Records from a data source

— start —

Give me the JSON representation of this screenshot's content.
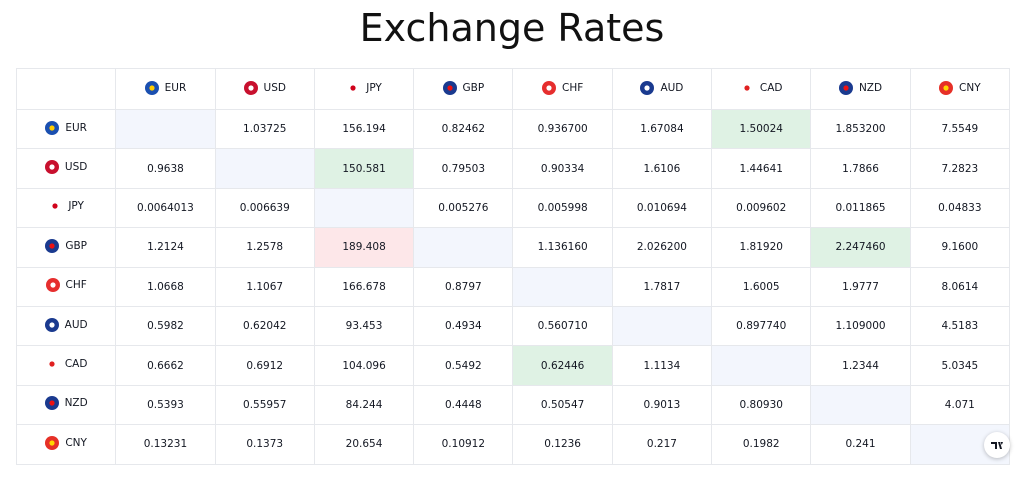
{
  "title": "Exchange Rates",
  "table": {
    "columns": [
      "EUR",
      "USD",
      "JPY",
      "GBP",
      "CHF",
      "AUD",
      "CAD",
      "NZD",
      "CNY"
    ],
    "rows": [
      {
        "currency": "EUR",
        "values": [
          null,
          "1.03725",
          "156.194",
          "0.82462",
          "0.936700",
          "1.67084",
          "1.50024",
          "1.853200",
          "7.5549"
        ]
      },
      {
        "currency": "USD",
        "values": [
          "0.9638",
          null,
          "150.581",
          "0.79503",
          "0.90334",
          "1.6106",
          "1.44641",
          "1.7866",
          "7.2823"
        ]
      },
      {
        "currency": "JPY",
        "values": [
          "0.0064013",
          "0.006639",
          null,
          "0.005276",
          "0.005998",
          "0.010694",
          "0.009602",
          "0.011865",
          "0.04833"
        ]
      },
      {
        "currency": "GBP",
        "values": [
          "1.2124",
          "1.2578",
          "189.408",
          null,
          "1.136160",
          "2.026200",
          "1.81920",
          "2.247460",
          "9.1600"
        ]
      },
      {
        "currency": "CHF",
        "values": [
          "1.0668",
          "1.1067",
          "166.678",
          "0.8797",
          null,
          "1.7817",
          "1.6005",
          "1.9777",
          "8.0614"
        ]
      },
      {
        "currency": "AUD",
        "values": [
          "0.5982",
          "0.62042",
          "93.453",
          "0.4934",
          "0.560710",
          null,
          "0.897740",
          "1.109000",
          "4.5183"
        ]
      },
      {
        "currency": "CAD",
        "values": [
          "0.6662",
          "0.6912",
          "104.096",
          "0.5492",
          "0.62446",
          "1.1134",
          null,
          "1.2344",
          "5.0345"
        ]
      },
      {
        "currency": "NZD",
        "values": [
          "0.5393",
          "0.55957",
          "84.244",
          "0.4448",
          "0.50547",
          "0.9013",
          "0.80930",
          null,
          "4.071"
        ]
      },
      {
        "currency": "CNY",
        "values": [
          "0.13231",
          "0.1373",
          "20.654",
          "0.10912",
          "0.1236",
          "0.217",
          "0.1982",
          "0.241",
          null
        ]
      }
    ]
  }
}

— end —

▶ [GOAL]: Copy the whole listing above word for word but do not carry over the pictures.

▶ [SOLUTION TO THE EXERCISE]:
Give me the JSON representation of this screenshot's content.
{
  "title": "Exchange Rates",
  "table": {
    "columns": [
      "EUR",
      "USD",
      "JPY",
      "GBP",
      "CHF",
      "AUD",
      "CAD",
      "NZD",
      "CNY"
    ],
    "rows": [
      {
        "currency": "EUR",
        "values": [
          null,
          "1.03725",
          "156.194",
          "0.82462",
          "0.936700",
          "1.67084",
          "1.50024",
          "1.853200",
          "7.5549"
        ]
      },
      {
        "currency": "USD",
        "values": [
          "0.9638",
          null,
          "150.581",
          "0.79503",
          "0.90334",
          "1.6106",
          "1.44641",
          "1.7866",
          "7.2823"
        ]
      },
      {
        "currency": "JPY",
        "values": [
          "0.0064013",
          "0.006639",
          null,
          "0.005276",
          "0.005998",
          "0.010694",
          "0.009602",
          "0.011865",
          "0.04833"
        ]
      },
      {
        "currency": "GBP",
        "values": [
          "1.2124",
          "1.2578",
          "189.408",
          null,
          "1.136160",
          "2.026200",
          "1.81920",
          "2.247460",
          "9.1600"
        ]
      },
      {
        "currency": "CHF",
        "values": [
          "1.0668",
          "1.1067",
          "166.678",
          "0.8797",
          null,
          "1.7817",
          "1.6005",
          "1.9777",
          "8.0614"
        ]
      },
      {
        "currency": "AUD",
        "values": [
          "0.5982",
          "0.62042",
          "93.453",
          "0.4934",
          "0.560710",
          null,
          "0.897740",
          "1.109000",
          "4.5183"
        ]
      },
      {
        "currency": "CAD",
        "values": [
          "0.6662",
          "0.6912",
          "104.096",
          "0.5492",
          "0.62446",
          "1.1134",
          null,
          "1.2344",
          "5.0345"
        ]
      },
      {
        "currency": "NZD",
        "values": [
          "0.5393",
          "0.55957",
          "84.244",
          "0.4448",
          "0.50547",
          "0.9013",
          "0.80930",
          null,
          "4.071"
        ]
      },
      {
        "currency": "CNY",
        "values": [
          "0.13231",
          "0.1373",
          "20.654",
          "0.10912",
          "0.1236",
          "0.217",
          "0.1982",
          "0.241",
          null
        ]
      }
    ]
  }
}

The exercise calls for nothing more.